◆ **SET TASK**: Look through the material below, count the lines containing the word "Platform", and state only the count.

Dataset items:
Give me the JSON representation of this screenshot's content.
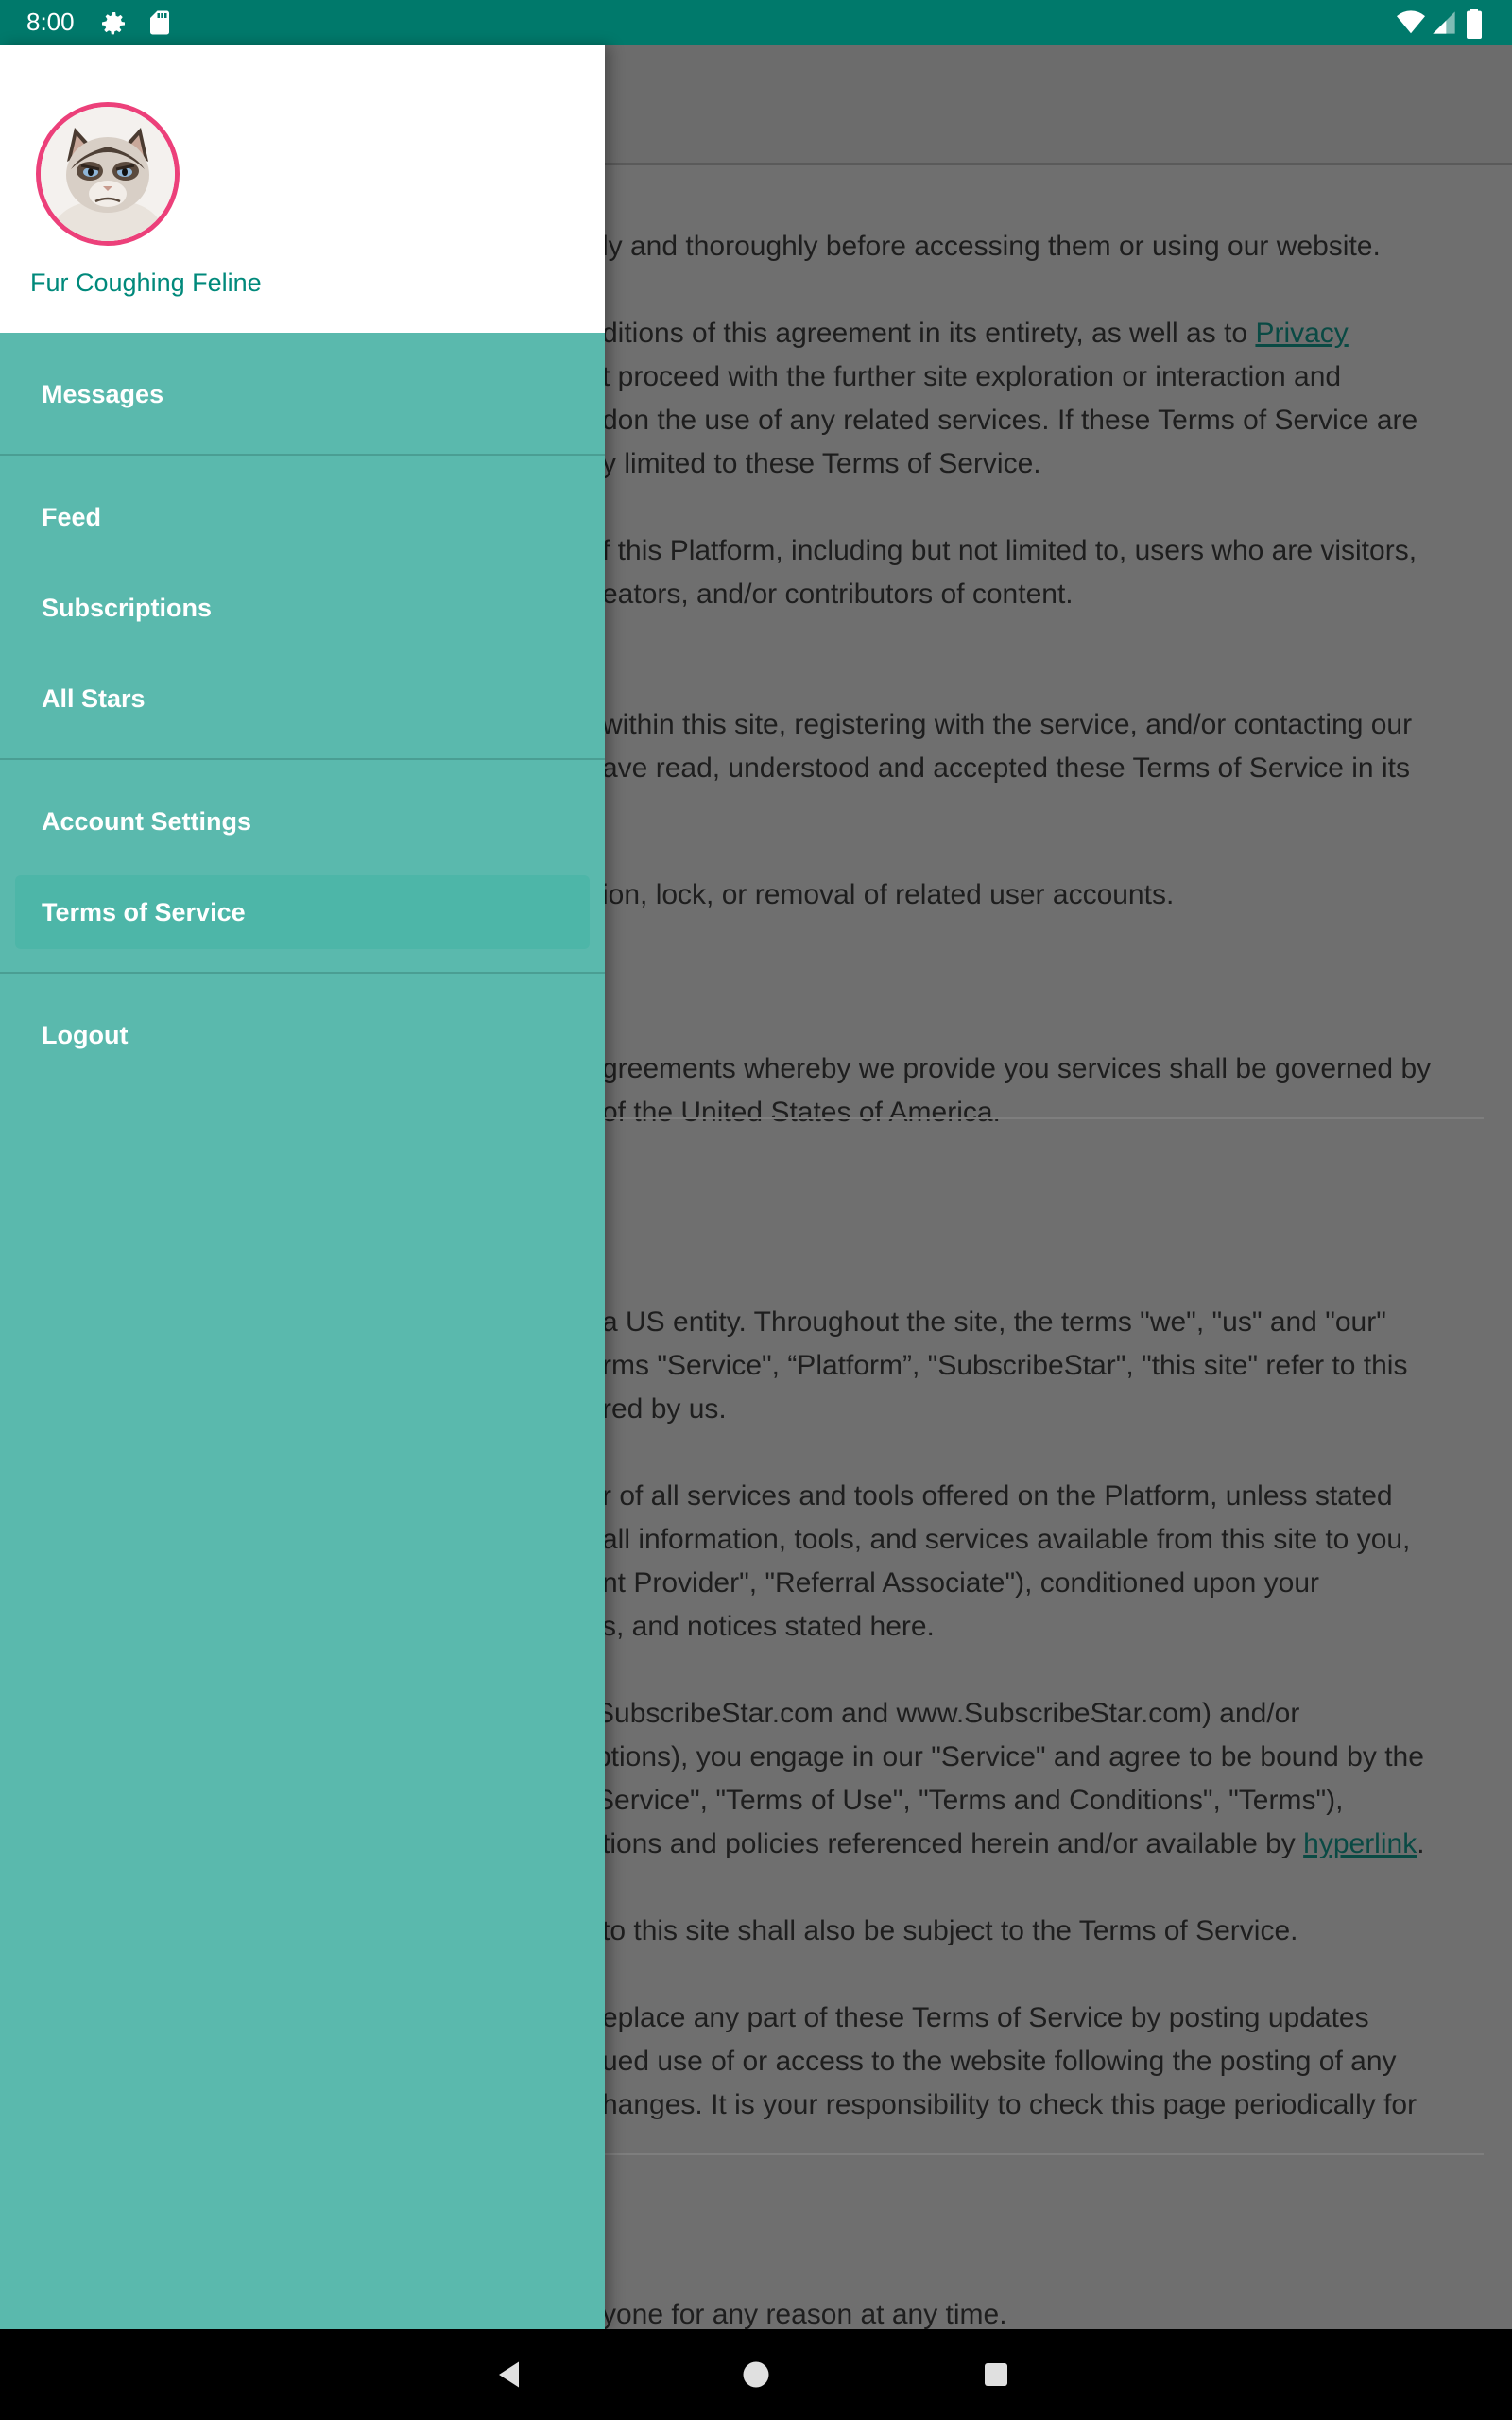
{
  "status_bar": {
    "time": "8:00",
    "icons": [
      "gear-icon",
      "sd-card-icon",
      "wifi-icon",
      "signal-icon",
      "battery-icon"
    ]
  },
  "background_page": {
    "paragraphs": [
      {
        "lines": [
          "ly and thoroughly before accessing them or using our website."
        ]
      },
      {
        "lines": [
          "ditions of this agreement in its entirety, as well as to ",
          "t proceed with the further site exploration or interaction and",
          "don the use of any related services. If these Terms of Service are",
          "y limited to these Terms of Service."
        ],
        "link": "Privacy"
      },
      {
        "lines": [
          "f this Platform, including but not limited to, users who are visitors,",
          "eators, and/or contributors of content."
        ]
      },
      {
        "lines": [
          "within this site, registering with the service, and/or contacting our",
          "ave read, understood and accepted these Terms of Service in its"
        ]
      },
      {
        "lines": [
          "ion, lock, or removal of related user accounts."
        ]
      },
      {
        "lines": [
          "greements whereby we provide you services shall be governed by",
          " of the United States of America."
        ]
      },
      {
        "lines": [
          "a US entity. Throughout the site, the terms \"we\", \"us\" and \"our\"",
          "rms \"Service\", “Platform”, \"SubscribeStar\", \"this site\" refer to this",
          "red by us."
        ]
      },
      {
        "lines": [
          "r of all services and tools offered on the Platform, unless stated",
          "all information, tools, and services available from this site to you,",
          "nt Provider\", \"Referral Associate\"), conditioned upon your",
          "s, and notices stated here."
        ]
      },
      {
        "lines": [
          "SubscribeStar.com and www.SubscribeStar.com) and/or",
          "ptions), you engage in our \"Service\" and agree to be bound by the",
          "Service\", \"Terms of Use\", \"Terms and Conditions\", \"Terms\"),",
          "tions and policies referenced herein and/or available by "
        ],
        "link2": "hyperlink"
      },
      {
        "lines": [
          "to this site shall also be subject to the Terms of Service."
        ]
      },
      {
        "lines": [
          "eplace any part of these Terms of Service by posting updates",
          "ued use of or access to the website following the posting of any",
          "hanges. It is your responsibility to check this page periodically for"
        ]
      },
      {
        "lines": [
          "yone for any reason at any time."
        ]
      }
    ]
  },
  "drawer": {
    "user_name": "Fur Coughing Feline",
    "avatar": "grumpy-cat-avatar",
    "items": [
      {
        "label": "Messages"
      },
      {
        "label": "Feed"
      },
      {
        "label": "Subscriptions"
      },
      {
        "label": "All Stars"
      },
      {
        "label": "Account Settings"
      },
      {
        "label": "Terms of Service",
        "active": true
      },
      {
        "label": "Logout"
      }
    ]
  },
  "colors": {
    "status_bar": "#00796b",
    "drawer": "#5ab9ad",
    "active_item": "#4db6a8",
    "user_name": "#00897b",
    "avatar_ring": "#ec407a"
  },
  "nav_bar": {
    "icons": [
      "back-icon",
      "home-icon",
      "recents-icon"
    ]
  }
}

◆ **TASK SOLUTION**: 3